* DESCRIPTION OF THE TASK
Will you write out all the entries below exactly?

* MATERIAL FOR THIS TASK
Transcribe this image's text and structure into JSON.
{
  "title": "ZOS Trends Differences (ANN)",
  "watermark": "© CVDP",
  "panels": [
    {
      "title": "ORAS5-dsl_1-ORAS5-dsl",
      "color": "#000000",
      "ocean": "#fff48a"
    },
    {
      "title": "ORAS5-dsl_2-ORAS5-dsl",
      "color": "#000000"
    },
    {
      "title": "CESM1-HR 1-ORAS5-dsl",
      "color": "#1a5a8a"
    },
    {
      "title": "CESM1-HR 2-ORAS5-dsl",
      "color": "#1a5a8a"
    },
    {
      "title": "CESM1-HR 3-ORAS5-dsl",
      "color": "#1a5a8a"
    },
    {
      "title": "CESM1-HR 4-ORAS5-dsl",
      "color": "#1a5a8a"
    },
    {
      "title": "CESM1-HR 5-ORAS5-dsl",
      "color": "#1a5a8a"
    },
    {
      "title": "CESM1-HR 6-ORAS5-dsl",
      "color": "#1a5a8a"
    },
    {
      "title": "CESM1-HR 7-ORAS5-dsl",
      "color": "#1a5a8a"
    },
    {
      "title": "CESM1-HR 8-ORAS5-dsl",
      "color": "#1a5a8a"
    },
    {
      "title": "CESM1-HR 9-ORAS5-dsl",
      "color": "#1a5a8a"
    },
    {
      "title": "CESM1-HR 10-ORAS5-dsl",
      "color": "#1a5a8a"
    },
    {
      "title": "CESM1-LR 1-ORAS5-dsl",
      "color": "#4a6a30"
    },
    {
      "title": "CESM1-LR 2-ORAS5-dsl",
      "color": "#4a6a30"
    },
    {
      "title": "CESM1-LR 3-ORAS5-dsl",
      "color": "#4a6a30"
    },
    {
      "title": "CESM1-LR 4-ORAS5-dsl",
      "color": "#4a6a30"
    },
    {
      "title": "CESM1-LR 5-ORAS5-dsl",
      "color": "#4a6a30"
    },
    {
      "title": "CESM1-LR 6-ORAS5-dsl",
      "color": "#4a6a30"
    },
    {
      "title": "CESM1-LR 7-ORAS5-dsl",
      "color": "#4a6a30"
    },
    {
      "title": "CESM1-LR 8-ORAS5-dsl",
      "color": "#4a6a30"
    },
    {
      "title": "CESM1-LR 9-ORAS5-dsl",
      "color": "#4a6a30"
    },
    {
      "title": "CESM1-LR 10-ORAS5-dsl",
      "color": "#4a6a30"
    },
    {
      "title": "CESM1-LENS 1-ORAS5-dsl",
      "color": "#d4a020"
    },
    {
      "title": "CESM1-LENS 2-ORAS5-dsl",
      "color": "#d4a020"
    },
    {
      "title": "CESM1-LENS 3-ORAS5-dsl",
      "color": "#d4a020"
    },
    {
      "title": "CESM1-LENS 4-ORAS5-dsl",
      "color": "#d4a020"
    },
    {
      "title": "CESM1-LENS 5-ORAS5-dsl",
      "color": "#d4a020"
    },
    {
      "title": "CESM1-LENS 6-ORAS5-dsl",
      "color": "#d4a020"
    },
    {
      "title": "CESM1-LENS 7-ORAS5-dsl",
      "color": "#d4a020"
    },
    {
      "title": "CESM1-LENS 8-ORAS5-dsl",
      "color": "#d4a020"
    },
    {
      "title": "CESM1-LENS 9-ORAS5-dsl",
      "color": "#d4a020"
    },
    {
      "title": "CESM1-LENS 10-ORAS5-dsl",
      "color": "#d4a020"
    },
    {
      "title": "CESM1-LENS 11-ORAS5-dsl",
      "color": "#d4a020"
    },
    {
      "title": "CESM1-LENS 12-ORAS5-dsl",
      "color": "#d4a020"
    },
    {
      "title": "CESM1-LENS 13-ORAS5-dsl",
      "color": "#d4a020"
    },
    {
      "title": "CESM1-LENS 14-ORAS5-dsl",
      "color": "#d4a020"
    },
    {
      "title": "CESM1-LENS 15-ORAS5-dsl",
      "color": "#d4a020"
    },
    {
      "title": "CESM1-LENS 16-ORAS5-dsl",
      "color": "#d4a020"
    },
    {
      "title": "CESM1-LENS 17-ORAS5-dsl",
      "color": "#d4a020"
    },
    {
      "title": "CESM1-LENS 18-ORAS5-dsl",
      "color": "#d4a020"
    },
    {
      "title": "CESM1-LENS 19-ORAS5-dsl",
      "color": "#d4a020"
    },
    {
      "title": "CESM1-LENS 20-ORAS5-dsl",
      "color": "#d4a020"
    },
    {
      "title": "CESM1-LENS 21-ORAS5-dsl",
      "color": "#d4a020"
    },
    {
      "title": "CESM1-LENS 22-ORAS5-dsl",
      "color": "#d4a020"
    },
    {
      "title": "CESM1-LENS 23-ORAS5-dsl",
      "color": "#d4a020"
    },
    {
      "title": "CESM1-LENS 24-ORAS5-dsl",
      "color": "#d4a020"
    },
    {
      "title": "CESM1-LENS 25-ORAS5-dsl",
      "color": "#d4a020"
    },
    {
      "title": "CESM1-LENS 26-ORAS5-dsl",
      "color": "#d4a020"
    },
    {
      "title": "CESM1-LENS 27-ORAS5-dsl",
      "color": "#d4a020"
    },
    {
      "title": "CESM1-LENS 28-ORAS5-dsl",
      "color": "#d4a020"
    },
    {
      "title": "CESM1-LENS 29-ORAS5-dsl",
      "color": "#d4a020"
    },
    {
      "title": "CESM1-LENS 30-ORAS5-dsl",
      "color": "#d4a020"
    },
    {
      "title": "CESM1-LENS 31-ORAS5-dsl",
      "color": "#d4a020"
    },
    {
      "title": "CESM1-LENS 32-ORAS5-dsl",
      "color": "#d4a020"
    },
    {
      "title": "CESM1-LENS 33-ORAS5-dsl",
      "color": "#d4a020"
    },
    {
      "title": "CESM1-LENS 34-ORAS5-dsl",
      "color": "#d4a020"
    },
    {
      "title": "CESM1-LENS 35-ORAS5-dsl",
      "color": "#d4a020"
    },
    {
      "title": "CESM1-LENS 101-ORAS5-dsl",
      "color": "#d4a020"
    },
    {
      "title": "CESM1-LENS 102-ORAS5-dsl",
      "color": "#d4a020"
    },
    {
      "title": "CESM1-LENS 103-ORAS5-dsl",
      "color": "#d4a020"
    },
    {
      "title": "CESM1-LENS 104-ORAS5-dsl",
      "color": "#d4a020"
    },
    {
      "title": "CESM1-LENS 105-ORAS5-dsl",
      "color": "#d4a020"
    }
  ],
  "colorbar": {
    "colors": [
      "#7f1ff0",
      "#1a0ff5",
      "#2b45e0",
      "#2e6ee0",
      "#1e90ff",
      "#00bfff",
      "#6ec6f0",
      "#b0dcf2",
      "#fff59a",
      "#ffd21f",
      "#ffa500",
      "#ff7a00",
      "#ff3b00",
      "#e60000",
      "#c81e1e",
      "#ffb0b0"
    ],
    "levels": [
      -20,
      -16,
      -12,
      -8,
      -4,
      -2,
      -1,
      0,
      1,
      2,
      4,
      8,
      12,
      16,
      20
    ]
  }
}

* RESULT FOR THIS EXERCISE
Transcribe this image's text and structure into JSON.
{
  "title": "ZOS Trends Differences (ANN)",
  "watermark": "© CVDP",
  "panels": [
    {
      "title": "ORAS5-dsl_1-ORAS5-dsl",
      "color": "#000000",
      "ocean": "#fff48a"
    },
    {
      "title": "ORAS5-dsl_2-ORAS5-dsl",
      "color": "#000000"
    },
    {
      "title": "CESM1-HR 1-ORAS5-dsl",
      "color": "#1a5a8a"
    },
    {
      "title": "CESM1-HR 2-ORAS5-dsl",
      "color": "#1a5a8a"
    },
    {
      "title": "CESM1-HR 3-ORAS5-dsl",
      "color": "#1a5a8a"
    },
    {
      "title": "CESM1-HR 4-ORAS5-dsl",
      "color": "#1a5a8a"
    },
    {
      "title": "CESM1-HR 5-ORAS5-dsl",
      "color": "#1a5a8a"
    },
    {
      "title": "CESM1-HR 6-ORAS5-dsl",
      "color": "#1a5a8a"
    },
    {
      "title": "CESM1-HR 7-ORAS5-dsl",
      "color": "#1a5a8a"
    },
    {
      "title": "CESM1-HR 8-ORAS5-dsl",
      "color": "#1a5a8a"
    },
    {
      "title": "CESM1-HR 9-ORAS5-dsl",
      "color": "#1a5a8a"
    },
    {
      "title": "CESM1-HR 10-ORAS5-dsl",
      "color": "#1a5a8a"
    },
    {
      "title": "CESM1-LR 1-ORAS5-dsl",
      "color": "#4a6a30"
    },
    {
      "title": "CESM1-LR 2-ORAS5-dsl",
      "color": "#4a6a30"
    },
    {
      "title": "CESM1-LR 3-ORAS5-dsl",
      "color": "#4a6a30"
    },
    {
      "title": "CESM1-LR 4-ORAS5-dsl",
      "color": "#4a6a30"
    },
    {
      "title": "CESM1-LR 5-ORAS5-dsl",
      "color": "#4a6a30"
    },
    {
      "title": "CESM1-LR 6-ORAS5-dsl",
      "color": "#4a6a30"
    },
    {
      "title": "CESM1-LR 7-ORAS5-dsl",
      "color": "#4a6a30"
    },
    {
      "title": "CESM1-LR 8-ORAS5-dsl",
      "color": "#4a6a30"
    },
    {
      "title": "CESM1-LR 9-ORAS5-dsl",
      "color": "#4a6a30"
    },
    {
      "title": "CESM1-LR 10-ORAS5-dsl",
      "color": "#4a6a30"
    },
    {
      "title": "CESM1-LENS 1-ORAS5-dsl",
      "color": "#d4a020"
    },
    {
      "title": "CESM1-LENS 2-ORAS5-dsl",
      "color": "#d4a020"
    },
    {
      "title": "CESM1-LENS 3-ORAS5-dsl",
      "color": "#d4a020"
    },
    {
      "title": "CESM1-LENS 4-ORAS5-dsl",
      "color": "#d4a020"
    },
    {
      "title": "CESM1-LENS 5-ORAS5-dsl",
      "color": "#d4a020"
    },
    {
      "title": "CESM1-LENS 6-ORAS5-dsl",
      "color": "#d4a020"
    },
    {
      "title": "CESM1-LENS 7-ORAS5-dsl",
      "color": "#d4a020"
    },
    {
      "title": "CESM1-LENS 8-ORAS5-dsl",
      "color": "#d4a020"
    },
    {
      "title": "CESM1-LENS 9-ORAS5-dsl",
      "color": "#d4a020"
    },
    {
      "title": "CESM1-LENS 10-ORAS5-dsl",
      "color": "#d4a020"
    },
    {
      "title": "CESM1-LENS 11-ORAS5-dsl",
      "color": "#d4a020"
    },
    {
      "title": "CESM1-LENS 12-ORAS5-dsl",
      "color": "#d4a020"
    },
    {
      "title": "CESM1-LENS 13-ORAS5-dsl",
      "color": "#d4a020"
    },
    {
      "title": "CESM1-LENS 14-ORAS5-dsl",
      "color": "#d4a020"
    },
    {
      "title": "CESM1-LENS 15-ORAS5-dsl",
      "color": "#d4a020"
    },
    {
      "title": "CESM1-LENS 16-ORAS5-dsl",
      "color": "#d4a020"
    },
    {
      "title": "CESM1-LENS 17-ORAS5-dsl",
      "color": "#d4a020"
    },
    {
      "title": "CESM1-LENS 18-ORAS5-dsl",
      "color": "#d4a020"
    },
    {
      "title": "CESM1-LENS 19-ORAS5-dsl",
      "color": "#d4a020"
    },
    {
      "title": "CESM1-LENS 20-ORAS5-dsl",
      "color": "#d4a020"
    },
    {
      "title": "CESM1-LENS 21-ORAS5-dsl",
      "color": "#d4a020"
    },
    {
      "title": "CESM1-LENS 22-ORAS5-dsl",
      "color": "#d4a020"
    },
    {
      "title": "CESM1-LENS 23-ORAS5-dsl",
      "color": "#d4a020"
    },
    {
      "title": "CESM1-LENS 24-ORAS5-dsl",
      "color": "#d4a020"
    },
    {
      "title": "CESM1-LENS 25-ORAS5-dsl",
      "color": "#d4a020"
    },
    {
      "title": "CESM1-LENS 26-ORAS5-dsl",
      "color": "#d4a020"
    },
    {
      "title": "CESM1-LENS 27-ORAS5-dsl",
      "color": "#d4a020"
    },
    {
      "title": "CESM1-LENS 28-ORAS5-dsl",
      "color": "#d4a020"
    },
    {
      "title": "CESM1-LENS 29-ORAS5-dsl",
      "color": "#d4a020"
    },
    {
      "title": "CESM1-LENS 30-ORAS5-dsl",
      "color": "#d4a020"
    },
    {
      "title": "CESM1-LENS 31-ORAS5-dsl",
      "color": "#d4a020"
    },
    {
      "title": "CESM1-LENS 32-ORAS5-dsl",
      "color": "#d4a020"
    },
    {
      "title": "CESM1-LENS 33-ORAS5-dsl",
      "color": "#d4a020"
    },
    {
      "title": "CESM1-LENS 34-ORAS5-dsl",
      "color": "#d4a020"
    },
    {
      "title": "CESM1-LENS 35-ORAS5-dsl",
      "color": "#d4a020"
    },
    {
      "title": "CESM1-LENS 101-ORAS5-dsl",
      "color": "#d4a020"
    },
    {
      "title": "CESM1-LENS 102-ORAS5-dsl",
      "color": "#d4a020"
    },
    {
      "title": "CESM1-LENS 103-ORAS5-dsl",
      "color": "#d4a020"
    },
    {
      "title": "CESM1-LENS 104-ORAS5-dsl",
      "color": "#d4a020"
    },
    {
      "title": "CESM1-LENS 105-ORAS5-dsl",
      "color": "#d4a020"
    }
  ],
  "colorbar": {
    "colors": [
      "#7f1ff0",
      "#1a0ff5",
      "#2b45e0",
      "#2e6ee0",
      "#1e90ff",
      "#00bfff",
      "#6ec6f0",
      "#b0dcf2",
      "#fff59a",
      "#ffd21f",
      "#ffa500",
      "#ff7a00",
      "#ff3b00",
      "#e60000",
      "#c81e1e",
      "#ffb0b0"
    ],
    "levels": [
      -20,
      -16,
      -12,
      -8,
      -4,
      -2,
      -1,
      0,
      1,
      2,
      4,
      8,
      12,
      16,
      20
    ]
  }
}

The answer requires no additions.